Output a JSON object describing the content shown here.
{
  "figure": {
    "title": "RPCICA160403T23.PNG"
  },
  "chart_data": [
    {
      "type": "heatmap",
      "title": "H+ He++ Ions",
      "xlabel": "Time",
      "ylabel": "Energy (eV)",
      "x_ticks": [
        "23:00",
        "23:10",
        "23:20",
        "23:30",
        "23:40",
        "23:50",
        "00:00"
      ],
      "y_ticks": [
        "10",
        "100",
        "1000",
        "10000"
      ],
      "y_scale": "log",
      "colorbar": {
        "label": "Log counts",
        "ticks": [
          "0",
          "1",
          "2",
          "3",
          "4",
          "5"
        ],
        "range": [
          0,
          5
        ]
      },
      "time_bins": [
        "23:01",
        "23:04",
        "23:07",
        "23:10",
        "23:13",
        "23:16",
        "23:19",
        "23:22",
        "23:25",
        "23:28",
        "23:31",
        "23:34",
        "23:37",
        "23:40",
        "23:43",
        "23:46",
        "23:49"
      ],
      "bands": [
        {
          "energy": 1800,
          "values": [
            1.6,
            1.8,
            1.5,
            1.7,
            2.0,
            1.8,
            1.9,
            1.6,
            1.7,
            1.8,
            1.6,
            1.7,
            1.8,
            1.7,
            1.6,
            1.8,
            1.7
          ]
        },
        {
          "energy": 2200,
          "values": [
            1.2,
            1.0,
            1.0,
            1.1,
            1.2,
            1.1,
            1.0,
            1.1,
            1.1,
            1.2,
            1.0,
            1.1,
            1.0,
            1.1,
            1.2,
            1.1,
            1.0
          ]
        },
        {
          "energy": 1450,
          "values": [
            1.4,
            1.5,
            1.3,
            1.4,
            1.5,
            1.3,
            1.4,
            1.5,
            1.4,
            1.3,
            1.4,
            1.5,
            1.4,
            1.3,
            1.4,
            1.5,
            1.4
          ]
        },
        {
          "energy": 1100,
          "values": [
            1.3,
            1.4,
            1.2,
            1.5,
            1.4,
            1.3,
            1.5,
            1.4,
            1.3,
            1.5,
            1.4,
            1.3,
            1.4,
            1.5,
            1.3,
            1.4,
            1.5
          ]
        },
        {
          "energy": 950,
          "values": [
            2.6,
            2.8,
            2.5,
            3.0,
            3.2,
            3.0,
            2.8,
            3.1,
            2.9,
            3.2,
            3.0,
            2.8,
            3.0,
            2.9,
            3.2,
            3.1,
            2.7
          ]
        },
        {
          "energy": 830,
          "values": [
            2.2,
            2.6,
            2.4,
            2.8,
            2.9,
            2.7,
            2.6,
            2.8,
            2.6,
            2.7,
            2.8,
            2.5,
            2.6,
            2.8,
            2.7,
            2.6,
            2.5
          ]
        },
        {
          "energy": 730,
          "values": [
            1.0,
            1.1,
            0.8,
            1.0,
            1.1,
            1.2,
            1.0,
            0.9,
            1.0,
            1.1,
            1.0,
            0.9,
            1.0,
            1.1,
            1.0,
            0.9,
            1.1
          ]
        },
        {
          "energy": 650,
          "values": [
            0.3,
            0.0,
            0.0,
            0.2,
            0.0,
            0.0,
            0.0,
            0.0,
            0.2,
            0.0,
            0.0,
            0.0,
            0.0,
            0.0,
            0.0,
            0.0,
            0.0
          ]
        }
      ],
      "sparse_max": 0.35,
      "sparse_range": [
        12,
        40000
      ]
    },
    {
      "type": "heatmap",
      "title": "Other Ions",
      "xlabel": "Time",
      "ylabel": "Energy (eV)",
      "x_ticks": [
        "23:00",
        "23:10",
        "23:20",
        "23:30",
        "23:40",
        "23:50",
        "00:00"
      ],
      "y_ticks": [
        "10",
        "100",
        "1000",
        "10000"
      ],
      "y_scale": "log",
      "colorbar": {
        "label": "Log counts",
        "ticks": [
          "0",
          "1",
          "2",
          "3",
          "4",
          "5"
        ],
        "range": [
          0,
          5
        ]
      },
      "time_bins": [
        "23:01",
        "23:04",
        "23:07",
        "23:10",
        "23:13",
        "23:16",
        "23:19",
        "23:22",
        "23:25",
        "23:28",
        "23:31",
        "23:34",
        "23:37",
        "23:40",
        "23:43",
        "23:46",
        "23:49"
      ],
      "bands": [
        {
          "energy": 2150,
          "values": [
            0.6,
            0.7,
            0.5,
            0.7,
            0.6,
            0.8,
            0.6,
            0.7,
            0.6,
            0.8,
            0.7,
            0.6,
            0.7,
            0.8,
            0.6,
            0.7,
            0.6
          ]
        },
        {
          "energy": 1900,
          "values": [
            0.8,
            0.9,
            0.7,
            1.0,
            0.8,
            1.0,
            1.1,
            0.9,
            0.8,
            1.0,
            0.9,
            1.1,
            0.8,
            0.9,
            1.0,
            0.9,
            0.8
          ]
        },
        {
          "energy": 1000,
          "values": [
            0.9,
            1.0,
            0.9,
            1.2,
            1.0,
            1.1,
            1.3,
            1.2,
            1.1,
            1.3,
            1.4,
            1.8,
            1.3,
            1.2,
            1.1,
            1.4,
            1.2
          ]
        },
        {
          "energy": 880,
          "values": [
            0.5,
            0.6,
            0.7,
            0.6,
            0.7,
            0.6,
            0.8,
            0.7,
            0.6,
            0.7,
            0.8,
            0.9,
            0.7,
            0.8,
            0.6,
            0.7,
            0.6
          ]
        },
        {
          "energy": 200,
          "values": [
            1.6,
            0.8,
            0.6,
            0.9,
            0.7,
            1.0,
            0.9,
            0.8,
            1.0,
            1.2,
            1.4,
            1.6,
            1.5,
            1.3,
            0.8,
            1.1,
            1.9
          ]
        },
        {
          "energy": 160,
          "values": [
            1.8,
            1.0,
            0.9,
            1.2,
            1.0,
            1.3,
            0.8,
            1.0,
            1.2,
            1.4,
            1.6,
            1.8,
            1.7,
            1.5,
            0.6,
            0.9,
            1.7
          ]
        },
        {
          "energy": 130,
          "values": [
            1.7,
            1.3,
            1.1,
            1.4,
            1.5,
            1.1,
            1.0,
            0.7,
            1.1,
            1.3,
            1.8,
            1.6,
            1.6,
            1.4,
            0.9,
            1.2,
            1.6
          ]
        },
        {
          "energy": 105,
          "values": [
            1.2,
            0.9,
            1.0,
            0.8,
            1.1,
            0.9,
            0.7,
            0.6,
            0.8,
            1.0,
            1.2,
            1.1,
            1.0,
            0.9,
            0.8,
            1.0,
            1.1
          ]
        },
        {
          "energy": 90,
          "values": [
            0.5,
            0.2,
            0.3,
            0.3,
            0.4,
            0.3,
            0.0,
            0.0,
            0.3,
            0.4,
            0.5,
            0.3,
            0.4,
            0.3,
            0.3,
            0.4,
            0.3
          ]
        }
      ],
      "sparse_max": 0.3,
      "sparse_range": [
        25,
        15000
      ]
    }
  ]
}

# # # #

Copy out each record exactly as given, omitting none.

Output a JSON object describing the content shown here.
{
  "figure": {
    "title": "RPCICA160403T23.PNG"
  },
  "chart_data": [
    {
      "type": "heatmap",
      "title": "H+ He++ Ions",
      "xlabel": "Time",
      "ylabel": "Energy (eV)",
      "x_ticks": [
        "23:00",
        "23:10",
        "23:20",
        "23:30",
        "23:40",
        "23:50",
        "00:00"
      ],
      "y_ticks": [
        "10",
        "100",
        "1000",
        "10000"
      ],
      "y_scale": "log",
      "colorbar": {
        "label": "Log counts",
        "ticks": [
          "0",
          "1",
          "2",
          "3",
          "4",
          "5"
        ],
        "range": [
          0,
          5
        ]
      },
      "time_bins": [
        "23:01",
        "23:04",
        "23:07",
        "23:10",
        "23:13",
        "23:16",
        "23:19",
        "23:22",
        "23:25",
        "23:28",
        "23:31",
        "23:34",
        "23:37",
        "23:40",
        "23:43",
        "23:46",
        "23:49"
      ],
      "bands": [
        {
          "energy": 1800,
          "values": [
            1.6,
            1.8,
            1.5,
            1.7,
            2.0,
            1.8,
            1.9,
            1.6,
            1.7,
            1.8,
            1.6,
            1.7,
            1.8,
            1.7,
            1.6,
            1.8,
            1.7
          ]
        },
        {
          "energy": 2200,
          "values": [
            1.2,
            1.0,
            1.0,
            1.1,
            1.2,
            1.1,
            1.0,
            1.1,
            1.1,
            1.2,
            1.0,
            1.1,
            1.0,
            1.1,
            1.2,
            1.1,
            1.0
          ]
        },
        {
          "energy": 1450,
          "values": [
            1.4,
            1.5,
            1.3,
            1.4,
            1.5,
            1.3,
            1.4,
            1.5,
            1.4,
            1.3,
            1.4,
            1.5,
            1.4,
            1.3,
            1.4,
            1.5,
            1.4
          ]
        },
        {
          "energy": 1100,
          "values": [
            1.3,
            1.4,
            1.2,
            1.5,
            1.4,
            1.3,
            1.5,
            1.4,
            1.3,
            1.5,
            1.4,
            1.3,
            1.4,
            1.5,
            1.3,
            1.4,
            1.5
          ]
        },
        {
          "energy": 950,
          "values": [
            2.6,
            2.8,
            2.5,
            3.0,
            3.2,
            3.0,
            2.8,
            3.1,
            2.9,
            3.2,
            3.0,
            2.8,
            3.0,
            2.9,
            3.2,
            3.1,
            2.7
          ]
        },
        {
          "energy": 830,
          "values": [
            2.2,
            2.6,
            2.4,
            2.8,
            2.9,
            2.7,
            2.6,
            2.8,
            2.6,
            2.7,
            2.8,
            2.5,
            2.6,
            2.8,
            2.7,
            2.6,
            2.5
          ]
        },
        {
          "energy": 730,
          "values": [
            1.0,
            1.1,
            0.8,
            1.0,
            1.1,
            1.2,
            1.0,
            0.9,
            1.0,
            1.1,
            1.0,
            0.9,
            1.0,
            1.1,
            1.0,
            0.9,
            1.1
          ]
        },
        {
          "energy": 650,
          "values": [
            0.3,
            0.0,
            0.0,
            0.2,
            0.0,
            0.0,
            0.0,
            0.0,
            0.2,
            0.0,
            0.0,
            0.0,
            0.0,
            0.0,
            0.0,
            0.0,
            0.0
          ]
        }
      ],
      "sparse_max": 0.35,
      "sparse_range": [
        12,
        40000
      ]
    },
    {
      "type": "heatmap",
      "title": "Other Ions",
      "xlabel": "Time",
      "ylabel": "Energy (eV)",
      "x_ticks": [
        "23:00",
        "23:10",
        "23:20",
        "23:30",
        "23:40",
        "23:50",
        "00:00"
      ],
      "y_ticks": [
        "10",
        "100",
        "1000",
        "10000"
      ],
      "y_scale": "log",
      "colorbar": {
        "label": "Log counts",
        "ticks": [
          "0",
          "1",
          "2",
          "3",
          "4",
          "5"
        ],
        "range": [
          0,
          5
        ]
      },
      "time_bins": [
        "23:01",
        "23:04",
        "23:07",
        "23:10",
        "23:13",
        "23:16",
        "23:19",
        "23:22",
        "23:25",
        "23:28",
        "23:31",
        "23:34",
        "23:37",
        "23:40",
        "23:43",
        "23:46",
        "23:49"
      ],
      "bands": [
        {
          "energy": 2150,
          "values": [
            0.6,
            0.7,
            0.5,
            0.7,
            0.6,
            0.8,
            0.6,
            0.7,
            0.6,
            0.8,
            0.7,
            0.6,
            0.7,
            0.8,
            0.6,
            0.7,
            0.6
          ]
        },
        {
          "energy": 1900,
          "values": [
            0.8,
            0.9,
            0.7,
            1.0,
            0.8,
            1.0,
            1.1,
            0.9,
            0.8,
            1.0,
            0.9,
            1.1,
            0.8,
            0.9,
            1.0,
            0.9,
            0.8
          ]
        },
        {
          "energy": 1000,
          "values": [
            0.9,
            1.0,
            0.9,
            1.2,
            1.0,
            1.1,
            1.3,
            1.2,
            1.1,
            1.3,
            1.4,
            1.8,
            1.3,
            1.2,
            1.1,
            1.4,
            1.2
          ]
        },
        {
          "energy": 880,
          "values": [
            0.5,
            0.6,
            0.7,
            0.6,
            0.7,
            0.6,
            0.8,
            0.7,
            0.6,
            0.7,
            0.8,
            0.9,
            0.7,
            0.8,
            0.6,
            0.7,
            0.6
          ]
        },
        {
          "energy": 200,
          "values": [
            1.6,
            0.8,
            0.6,
            0.9,
            0.7,
            1.0,
            0.9,
            0.8,
            1.0,
            1.2,
            1.4,
            1.6,
            1.5,
            1.3,
            0.8,
            1.1,
            1.9
          ]
        },
        {
          "energy": 160,
          "values": [
            1.8,
            1.0,
            0.9,
            1.2,
            1.0,
            1.3,
            0.8,
            1.0,
            1.2,
            1.4,
            1.6,
            1.8,
            1.7,
            1.5,
            0.6,
            0.9,
            1.7
          ]
        },
        {
          "energy": 130,
          "values": [
            1.7,
            1.3,
            1.1,
            1.4,
            1.5,
            1.1,
            1.0,
            0.7,
            1.1,
            1.3,
            1.8,
            1.6,
            1.6,
            1.4,
            0.9,
            1.2,
            1.6
          ]
        },
        {
          "energy": 105,
          "values": [
            1.2,
            0.9,
            1.0,
            0.8,
            1.1,
            0.9,
            0.7,
            0.6,
            0.8,
            1.0,
            1.2,
            1.1,
            1.0,
            0.9,
            0.8,
            1.0,
            1.1
          ]
        },
        {
          "energy": 90,
          "values": [
            0.5,
            0.2,
            0.3,
            0.3,
            0.4,
            0.3,
            0.0,
            0.0,
            0.3,
            0.4,
            0.5,
            0.3,
            0.4,
            0.3,
            0.3,
            0.4,
            0.3
          ]
        }
      ],
      "sparse_max": 0.3,
      "sparse_range": [
        25,
        15000
      ]
    }
  ]
}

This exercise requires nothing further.